Data for this task
==========

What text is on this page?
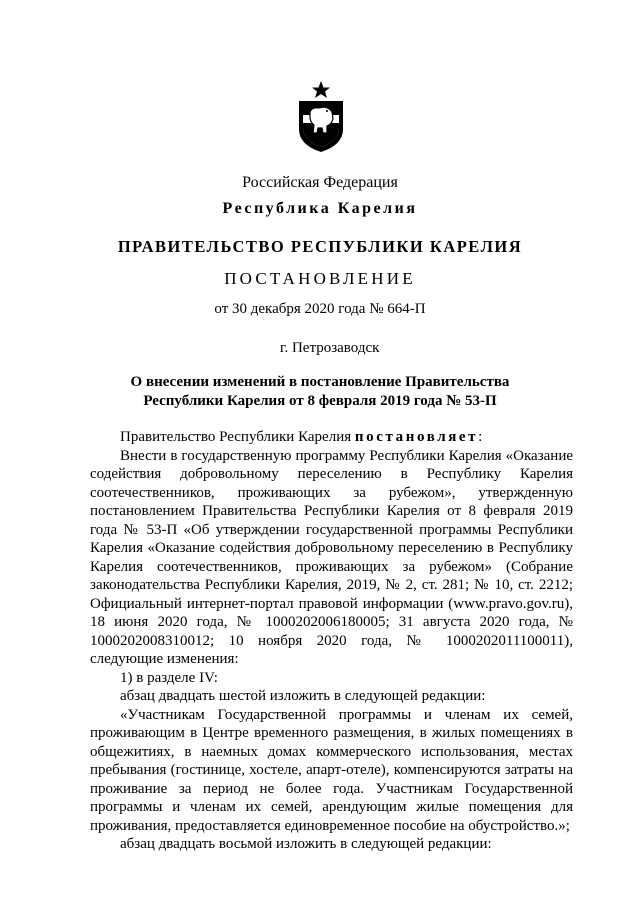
Российская Федерация
Республика Карелия
ПРАВИТЕЛЬСТВО РЕСПУБЛИКИ КАРЕЛИЯ
ПОСТАНОВЛЕНИЕ
от 30 декабря 2020 года № 664-П
г. Петрозаводск
О внесении изменений в постановление Правительства
Республики Карелия от 8 февраля 2019 года № 53-П

Правительство Республики Карелия постановляет:

Внести в государственную программу Республики Карелия «Оказание содействия добровольному переселению в Республику Карелия соотечественников, проживающих за рубежом», утвержденную постановлением Правительства Республики Карелия от 8 февраля 2019 года № 53-П «Об утверждении государственной программы Республики Карелия «Оказание содействия добровольному переселению в Республику Карелия соотечественников, проживающих за рубежом» (Собрание законодательства Республики Карелия, 2019, № 2, ст. 281; № 10, ст. 2212; Официальный интернет-портал правовой информации (www.pravo.gov.ru), 18 июня 2020 года, № 1000202006180005; 31 августа 2020 года, № 1000202008310012; 10 ноября 2020 года, № 1000202011100011), следующие изменения:

1) в разделе IV:

абзац двадцать шестой изложить в следующей редакции:

«Участникам Государственной программы и членам их семей, проживающим в Центре временного размещения, в жилых помещениях в общежитиях, в наемных домах коммерческого использования, местах пребывания (гостинице, хостеле, апарт-отеле), компенсируются затраты на проживание за период не более года. Участникам Государственной программы и членам их семей, арендующим жилые помещения для проживания, предоставляется единовременное пособие на обустройство.»;

абзац двадцать восьмой изложить в следующей редакции:
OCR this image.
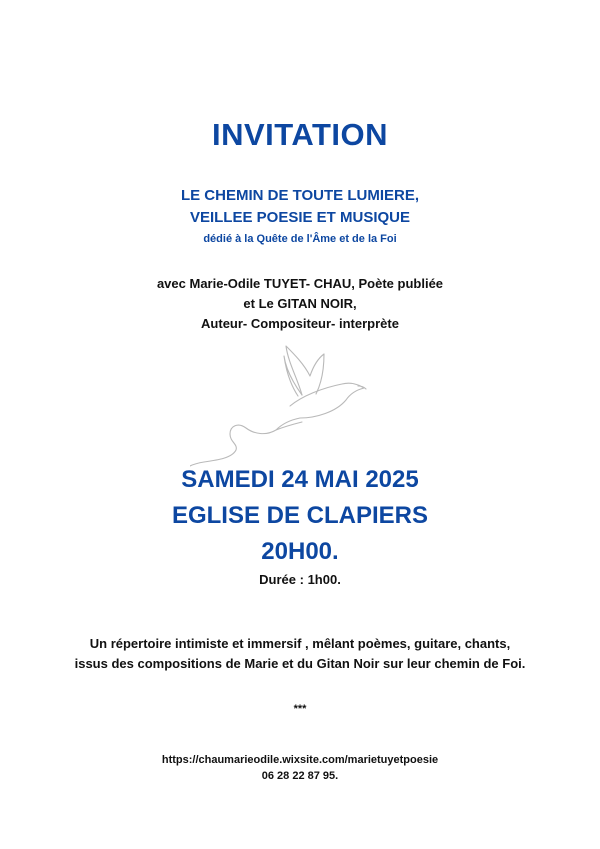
INVITATION
LE CHEMIN DE TOUTE LUMIERE,
VEILLEE POESIE ET MUSIQUE
dédié à la Quête de l'Âme et de la Foi
avec Marie-Odile TUYET- CHAU, Poète publiée
et Le GITAN NOIR,
Auteur- Compositeur- interprète
SAMEDI 24 MAI 2025
EGLISE DE CLAPIERS
20H00.
Durée : 1h00.
Un répertoire intimiste et immersif , mêlant poèmes, guitare, chants,
issus des compositions de Marie et du Gitan Noir sur leur chemin de Foi.
***
https://chaumarieodile.wixsite.com/marietuyetpoesie
06 28 22 87 95.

==========

Work to do
Show all lines from the listing above in which "редакции" appears.

Task solution
абзац двадцать шестой изложить в следующей редакции:
абзац двадцать восьмой изложить в следующей редакции:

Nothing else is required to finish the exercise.